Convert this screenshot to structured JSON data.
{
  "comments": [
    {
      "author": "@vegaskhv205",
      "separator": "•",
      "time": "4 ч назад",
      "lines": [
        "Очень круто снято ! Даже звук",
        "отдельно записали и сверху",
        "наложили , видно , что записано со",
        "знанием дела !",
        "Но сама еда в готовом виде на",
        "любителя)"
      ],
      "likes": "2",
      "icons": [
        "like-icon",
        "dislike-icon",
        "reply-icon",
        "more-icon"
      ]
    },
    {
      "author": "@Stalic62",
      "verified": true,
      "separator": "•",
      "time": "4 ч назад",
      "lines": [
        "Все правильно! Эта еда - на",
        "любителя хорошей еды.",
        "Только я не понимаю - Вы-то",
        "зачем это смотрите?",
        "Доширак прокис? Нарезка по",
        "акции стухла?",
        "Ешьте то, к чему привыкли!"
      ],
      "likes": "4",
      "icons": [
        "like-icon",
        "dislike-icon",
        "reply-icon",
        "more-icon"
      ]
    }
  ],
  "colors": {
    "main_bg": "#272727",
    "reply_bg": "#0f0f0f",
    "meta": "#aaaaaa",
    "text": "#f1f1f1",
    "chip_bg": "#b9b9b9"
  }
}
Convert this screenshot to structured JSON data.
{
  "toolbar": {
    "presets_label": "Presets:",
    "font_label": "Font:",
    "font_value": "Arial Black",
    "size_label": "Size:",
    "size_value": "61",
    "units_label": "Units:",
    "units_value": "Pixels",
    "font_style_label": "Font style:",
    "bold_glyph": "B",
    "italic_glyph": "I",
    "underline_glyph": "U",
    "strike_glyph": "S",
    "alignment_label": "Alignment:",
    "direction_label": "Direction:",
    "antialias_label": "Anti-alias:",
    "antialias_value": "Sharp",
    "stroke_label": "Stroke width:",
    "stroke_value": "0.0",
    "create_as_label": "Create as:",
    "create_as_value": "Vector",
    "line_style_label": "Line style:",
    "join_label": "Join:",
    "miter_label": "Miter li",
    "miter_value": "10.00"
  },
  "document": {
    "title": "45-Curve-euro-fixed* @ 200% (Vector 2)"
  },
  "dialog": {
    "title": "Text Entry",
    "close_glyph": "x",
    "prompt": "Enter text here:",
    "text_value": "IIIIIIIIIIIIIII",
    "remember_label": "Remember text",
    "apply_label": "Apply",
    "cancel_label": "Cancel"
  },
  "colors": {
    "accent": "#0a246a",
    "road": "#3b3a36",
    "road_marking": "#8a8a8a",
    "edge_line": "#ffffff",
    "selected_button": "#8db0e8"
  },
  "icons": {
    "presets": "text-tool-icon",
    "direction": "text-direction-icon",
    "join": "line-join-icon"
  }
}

******

#### [Work to be completed]
Copy out the data shown above without altering anything.

#### [Solution for this problem]
Convert this screenshot to structured JSON data.
{
  "comments": [
    {
      "author": "@vegaskhv205",
      "separator": "•",
      "time": "4 ч назад",
      "lines": [
        "Очень круто снято ! Даже звук",
        "отдельно записали и сверху",
        "наложили , видно , что записано со",
        "знанием дела !",
        "Но сама еда в готовом виде на",
        "любителя)"
      ],
      "likes": "2",
      "icons": [
        "like-icon",
        "dislike-icon",
        "reply-icon",
        "more-icon"
      ]
    },
    {
      "author": "@Stalic62",
      "verified": true,
      "separator": "•",
      "time": "4 ч назад",
      "lines": [
        "Все правильно! Эта еда - на",
        "любителя хорошей еды.",
        "Только я не понимаю - Вы-то",
        "зачем это смотрите?",
        "Доширак прокис? Нарезка по",
        "акции стухла?",
        "Ешьте то, к чему привыкли!"
      ],
      "likes": "4",
      "icons": [
        "like-icon",
        "dislike-icon",
        "reply-icon",
        "more-icon"
      ]
    }
  ],
  "colors": {
    "main_bg": "#272727",
    "reply_bg": "#0f0f0f",
    "meta": "#aaaaaa",
    "text": "#f1f1f1",
    "chip_bg": "#b9b9b9"
  }
}
Convert this screenshot to structured JSON data.
{
  "toolbar": {
    "presets_label": "Presets:",
    "font_label": "Font:",
    "font_value": "Arial Black",
    "size_label": "Size:",
    "size_value": "61",
    "units_label": "Units:",
    "units_value": "Pixels",
    "font_style_label": "Font style:",
    "bold_glyph": "B",
    "italic_glyph": "I",
    "underline_glyph": "U",
    "strike_glyph": "S",
    "alignment_label": "Alignment:",
    "direction_label": "Direction:",
    "antialias_label": "Anti-alias:",
    "antialias_value": "Sharp",
    "stroke_label": "Stroke width:",
    "stroke_value": "0.0",
    "create_as_label": "Create as:",
    "create_as_value": "Vector",
    "line_style_label": "Line style:",
    "join_label": "Join:",
    "miter_label": "Miter li",
    "miter_value": "10.00"
  },
  "document": {
    "title": "45-Curve-euro-fixed* @ 200% (Vector 2)"
  },
  "dialog": {
    "title": "Text Entry",
    "close_glyph": "x",
    "prompt": "Enter text here:",
    "text_value": "IIIIIIIIIIIIIII",
    "remember_label": "Remember text",
    "apply_label": "Apply",
    "cancel_label": "Cancel"
  },
  "colors": {
    "accent": "#0a246a",
    "road": "#3b3a36",
    "road_marking": "#8a8a8a",
    "edge_line": "#ffffff",
    "selected_button": "#8db0e8"
  },
  "icons": {
    "presets": "text-tool-icon",
    "direction": "text-direction-icon",
    "join": "line-join-icon"
  }
}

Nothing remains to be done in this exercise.